■ **STORED RECORDS**
- - - -

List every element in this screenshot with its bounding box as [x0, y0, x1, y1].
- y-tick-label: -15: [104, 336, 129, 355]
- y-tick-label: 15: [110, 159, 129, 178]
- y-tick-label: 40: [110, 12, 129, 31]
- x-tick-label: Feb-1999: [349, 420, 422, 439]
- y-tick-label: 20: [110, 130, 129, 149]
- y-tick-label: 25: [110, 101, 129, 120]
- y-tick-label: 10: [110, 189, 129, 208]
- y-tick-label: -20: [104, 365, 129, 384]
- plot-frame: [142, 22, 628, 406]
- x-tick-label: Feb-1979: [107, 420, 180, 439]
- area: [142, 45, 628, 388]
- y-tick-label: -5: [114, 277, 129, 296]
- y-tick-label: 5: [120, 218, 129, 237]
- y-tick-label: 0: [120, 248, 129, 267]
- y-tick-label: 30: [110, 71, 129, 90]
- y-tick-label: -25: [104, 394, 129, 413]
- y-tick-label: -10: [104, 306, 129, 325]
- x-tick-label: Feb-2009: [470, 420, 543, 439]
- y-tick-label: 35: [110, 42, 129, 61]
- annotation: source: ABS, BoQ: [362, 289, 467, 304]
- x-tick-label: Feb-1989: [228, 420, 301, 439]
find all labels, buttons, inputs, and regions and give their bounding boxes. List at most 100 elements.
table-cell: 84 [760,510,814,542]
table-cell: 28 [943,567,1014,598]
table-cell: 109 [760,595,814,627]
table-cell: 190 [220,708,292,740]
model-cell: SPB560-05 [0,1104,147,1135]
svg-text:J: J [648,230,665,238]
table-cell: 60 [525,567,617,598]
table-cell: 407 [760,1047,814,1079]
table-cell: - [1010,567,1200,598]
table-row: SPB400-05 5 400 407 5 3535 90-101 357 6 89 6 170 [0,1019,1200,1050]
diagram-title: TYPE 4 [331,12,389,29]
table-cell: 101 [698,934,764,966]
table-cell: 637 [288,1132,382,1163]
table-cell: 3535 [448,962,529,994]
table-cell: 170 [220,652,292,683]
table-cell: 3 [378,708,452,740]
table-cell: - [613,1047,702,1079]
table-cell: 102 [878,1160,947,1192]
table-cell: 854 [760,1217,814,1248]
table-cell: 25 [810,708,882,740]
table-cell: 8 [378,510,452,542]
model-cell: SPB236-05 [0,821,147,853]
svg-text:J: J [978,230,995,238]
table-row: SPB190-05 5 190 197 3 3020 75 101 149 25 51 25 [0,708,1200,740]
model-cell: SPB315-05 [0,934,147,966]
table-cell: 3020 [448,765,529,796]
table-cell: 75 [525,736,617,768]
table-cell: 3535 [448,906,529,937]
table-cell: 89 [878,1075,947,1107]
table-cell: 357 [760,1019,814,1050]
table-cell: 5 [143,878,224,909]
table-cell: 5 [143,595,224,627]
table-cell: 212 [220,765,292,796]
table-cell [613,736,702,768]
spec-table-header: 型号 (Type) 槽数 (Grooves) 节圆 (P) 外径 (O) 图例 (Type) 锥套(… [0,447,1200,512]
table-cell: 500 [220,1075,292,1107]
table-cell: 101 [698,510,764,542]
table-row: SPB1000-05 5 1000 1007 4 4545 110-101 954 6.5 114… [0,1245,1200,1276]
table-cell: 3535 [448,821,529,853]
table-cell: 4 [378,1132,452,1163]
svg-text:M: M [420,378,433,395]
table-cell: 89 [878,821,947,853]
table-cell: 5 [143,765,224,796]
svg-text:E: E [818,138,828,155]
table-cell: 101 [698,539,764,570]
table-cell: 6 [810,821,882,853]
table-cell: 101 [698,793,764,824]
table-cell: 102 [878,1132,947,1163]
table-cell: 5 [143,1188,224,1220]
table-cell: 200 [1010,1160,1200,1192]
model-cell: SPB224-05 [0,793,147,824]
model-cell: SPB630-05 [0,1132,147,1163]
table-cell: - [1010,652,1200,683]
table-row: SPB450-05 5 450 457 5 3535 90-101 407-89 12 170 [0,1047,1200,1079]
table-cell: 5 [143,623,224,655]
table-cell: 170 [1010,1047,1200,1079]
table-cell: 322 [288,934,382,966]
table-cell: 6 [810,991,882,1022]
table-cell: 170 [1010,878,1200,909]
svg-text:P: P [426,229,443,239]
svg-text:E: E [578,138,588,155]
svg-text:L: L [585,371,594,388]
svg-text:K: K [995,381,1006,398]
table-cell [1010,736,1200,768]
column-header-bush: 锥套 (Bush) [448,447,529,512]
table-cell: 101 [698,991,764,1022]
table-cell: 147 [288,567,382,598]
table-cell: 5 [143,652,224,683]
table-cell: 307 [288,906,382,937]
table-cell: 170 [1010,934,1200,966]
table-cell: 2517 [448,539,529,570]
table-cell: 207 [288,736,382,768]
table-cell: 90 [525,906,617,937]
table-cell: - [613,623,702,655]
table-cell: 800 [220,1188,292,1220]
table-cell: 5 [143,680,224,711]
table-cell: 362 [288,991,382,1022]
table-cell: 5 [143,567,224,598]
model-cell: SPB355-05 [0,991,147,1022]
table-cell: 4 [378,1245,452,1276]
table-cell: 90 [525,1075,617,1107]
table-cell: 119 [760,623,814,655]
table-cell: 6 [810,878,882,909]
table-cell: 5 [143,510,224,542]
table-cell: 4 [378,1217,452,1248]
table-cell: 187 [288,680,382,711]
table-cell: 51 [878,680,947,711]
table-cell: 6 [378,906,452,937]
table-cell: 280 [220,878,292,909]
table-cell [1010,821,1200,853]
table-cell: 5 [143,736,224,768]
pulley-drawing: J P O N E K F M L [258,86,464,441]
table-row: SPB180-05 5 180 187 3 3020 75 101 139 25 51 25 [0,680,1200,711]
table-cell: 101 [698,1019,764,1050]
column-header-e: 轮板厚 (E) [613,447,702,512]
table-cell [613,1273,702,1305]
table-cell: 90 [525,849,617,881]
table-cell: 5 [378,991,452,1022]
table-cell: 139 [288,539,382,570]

- - - -

■ **JOB**
Can you give the listing above again with every "y-tick-label" swapped for "y-axis-label", leaving everything else unchanged?

■ **WRITTEN ANSWER**
List every element in this screenshot with its bounding box as [x0, y0, x1, y1].
- y-axis-label: -15: [104, 336, 129, 355]
- y-axis-label: 15: [110, 159, 129, 178]
- y-axis-label: 40: [110, 12, 129, 31]
- x-tick-label: Feb-1999: [349, 420, 422, 439]
- y-axis-label: 20: [110, 130, 129, 149]
- y-axis-label: 25: [110, 101, 129, 120]
- y-axis-label: 10: [110, 189, 129, 208]
- y-axis-label: -20: [104, 365, 129, 384]
- plot-frame: [142, 22, 628, 406]
- x-tick-label: Feb-1979: [107, 420, 180, 439]
- area: [142, 45, 628, 388]
- y-axis-label: -5: [114, 277, 129, 296]
- y-axis-label: 5: [120, 218, 129, 237]
- y-axis-label: 0: [120, 248, 129, 267]
- y-axis-label: 30: [110, 71, 129, 90]
- y-axis-label: -25: [104, 394, 129, 413]
- y-axis-label: -10: [104, 306, 129, 325]
- x-tick-label: Feb-2009: [470, 420, 543, 439]
- y-axis-label: 35: [110, 42, 129, 61]
- annotation: source: ABS, BoQ: [362, 289, 467, 304]
- x-tick-label: Feb-1989: [228, 420, 301, 439]
find all labels, buttons, inputs, and regions and give their bounding boxes. List at most 100 elements.
table-cell: 84 [760,510,814,542]
table-cell: 28 [943,567,1014,598]
table-cell: 109 [760,595,814,627]
table-cell: 190 [220,708,292,740]
model-cell: SPB560-05 [0,1104,147,1135]
svg-text:J: J [648,230,665,238]
table-cell: 60 [525,567,617,598]
table-cell: 407 [760,1047,814,1079]
table-cell: - [1010,567,1200,598]
table-row: SPB400-05 5 400 407 5 3535 90-101 357 6 89 6 170 [0,1019,1200,1050]
diagram-title: TYPE 4 [331,12,389,29]
table-cell: 101 [698,934,764,966]
table-cell: 637 [288,1132,382,1163]
table-cell: 3535 [448,962,529,994]
table-cell: 170 [220,652,292,683]
table-cell: 3 [378,708,452,740]
table-cell: - [613,1047,702,1079]
table-cell: 102 [878,1160,947,1192]
table-cell: 854 [760,1217,814,1248]
table-cell: 25 [810,708,882,740]
table-cell: 8 [378,510,452,542]
model-cell: SPB236-05 [0,821,147,853]
svg-text:J: J [978,230,995,238]
table-row: SPB190-05 5 190 197 3 3020 75 101 149 25 51 25 [0,708,1200,740]
model-cell: SPB315-05 [0,934,147,966]
table-cell: 3020 [448,765,529,796]
table-cell: 75 [525,736,617,768]
table-cell: 3535 [448,906,529,937]
table-cell: 89 [878,1075,947,1107]
table-cell: 357 [760,1019,814,1050]
table-cell: 5 [143,878,224,909]
table-cell: 5 [143,595,224,627]
table-cell: 212 [220,765,292,796]
table-cell [613,736,702,768]
spec-table-header: 型号 (Type) 槽数 (Grooves) 节圆 (P) 外径 (O) 图例 (Type) 锥套(… [0,447,1200,512]
table-cell: 500 [220,1075,292,1107]
table-cell: 101 [698,510,764,542]
table-row: SPB1000-05 5 1000 1007 4 4545 110-101 954 6.5 114… [0,1245,1200,1276]
table-cell: 3535 [448,821,529,853]
table-cell: 4 [378,1132,452,1163]
svg-text:M: M [420,378,433,395]
table-cell: 89 [878,821,947,853]
table-cell: 5 [143,765,224,796]
svg-text:E: E [818,138,828,155]
table-cell: 101 [698,539,764,570]
table-cell: 6 [810,821,882,853]
table-cell: 101 [698,793,764,824]
table-cell: 102 [878,1132,947,1163]
table-cell: 5 [143,1188,224,1220]
table-cell: 200 [1010,1160,1200,1192]
model-cell: SPB224-05 [0,793,147,824]
model-cell: SPB630-05 [0,1132,147,1163]
table-cell: - [1010,652,1200,683]
table-row: SPB450-05 5 450 457 5 3535 90-101 407-89 12 170 [0,1047,1200,1079]
table-cell: 5 [143,623,224,655]
table-cell: 170 [1010,1047,1200,1079]
table-cell: 322 [288,934,382,966]
table-cell: 6 [810,991,882,1022]
table-cell: 170 [1010,878,1200,909]
svg-text:P: P [426,229,443,239]
svg-text:E: E [578,138,588,155]
svg-text:L: L [585,371,594,388]
svg-text:K: K [995,381,1006,398]
table-cell [1010,736,1200,768]
column-header-bush: 锥套 (Bush) [448,447,529,512]
table-cell: 101 [698,991,764,1022]
table-cell: 147 [288,567,382,598]
table-cell: 5 [143,652,224,683]
table-cell: 307 [288,906,382,937]
table-cell: 170 [1010,934,1200,966]
table-cell: 2517 [448,539,529,570]
table-cell: 207 [288,736,382,768]
table-cell: 90 [525,906,617,937]
table-cell: - [613,623,702,655]
table-cell: 800 [220,1188,292,1220]
table-cell: 5 [143,680,224,711]
table-cell: 362 [288,991,382,1022]
table-cell: 5 [143,567,224,598]
model-cell: SPB355-05 [0,991,147,1022]
table-cell: 4 [378,1245,452,1276]
table-cell: 90 [525,1075,617,1107]
table-cell: 119 [760,623,814,655]
table-cell: 6 [810,878,882,909]
table-cell: 5 [143,510,224,542]
table-cell: 4 [378,1217,452,1248]
table-cell: 187 [288,680,382,711]
table-cell: 51 [878,680,947,711]
table-cell: 6 [378,906,452,937]
table-cell: 280 [220,878,292,909]
table-cell [1010,821,1200,853]
table-cell: 5 [143,736,224,768]
pulley-drawing: J P O N E K F M L [258,86,464,441]
table-row: SPB180-05 5 180 187 3 3020 75 101 139 25 51 25 [0,680,1200,711]
table-cell: 101 [698,1019,764,1050]
column-header-e: 轮板厚 (E) [613,447,702,512]
table-cell [613,1273,702,1305]
table-cell: 90 [525,849,617,881]
table-cell: 5 [378,991,452,1022]
table-cell: 139 [288,539,382,570]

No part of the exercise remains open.